§ **Stated goal**:
Your task is to repeat all of the material exactly.

§ **Supplied material**:

______________________________

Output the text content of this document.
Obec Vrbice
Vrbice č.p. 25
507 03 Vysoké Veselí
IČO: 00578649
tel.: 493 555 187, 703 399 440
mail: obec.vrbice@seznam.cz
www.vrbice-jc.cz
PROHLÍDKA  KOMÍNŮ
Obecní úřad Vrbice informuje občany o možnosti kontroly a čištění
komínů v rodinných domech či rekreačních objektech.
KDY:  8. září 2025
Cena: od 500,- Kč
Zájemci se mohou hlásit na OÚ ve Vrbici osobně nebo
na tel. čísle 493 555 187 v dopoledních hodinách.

______________________________

§ **Task answer**:
Output the text content of this document.
Obec Vrbice
Vrbice č.p. 25
507 03 Vysoké Veselí
IČO: 00578649
tel.: 493 555 187, 703 399 440
mail: obec.vrbice@seznam.cz
www.vrbice-jc.cz
PROHLÍDKA  KOMÍNŮ
Obecní úřad Vrbice informuje občany o možnosti kontroly a čištění
komínů v rodinných domech či rekreačních objektech.
KDY:  8. září 2025
Cena: od 500,- Kč
Zájemci se mohou hlásit na OÚ ve Vrbici osobně nebo
na tel. čísle 493 555 187 v dopoledních hodinách.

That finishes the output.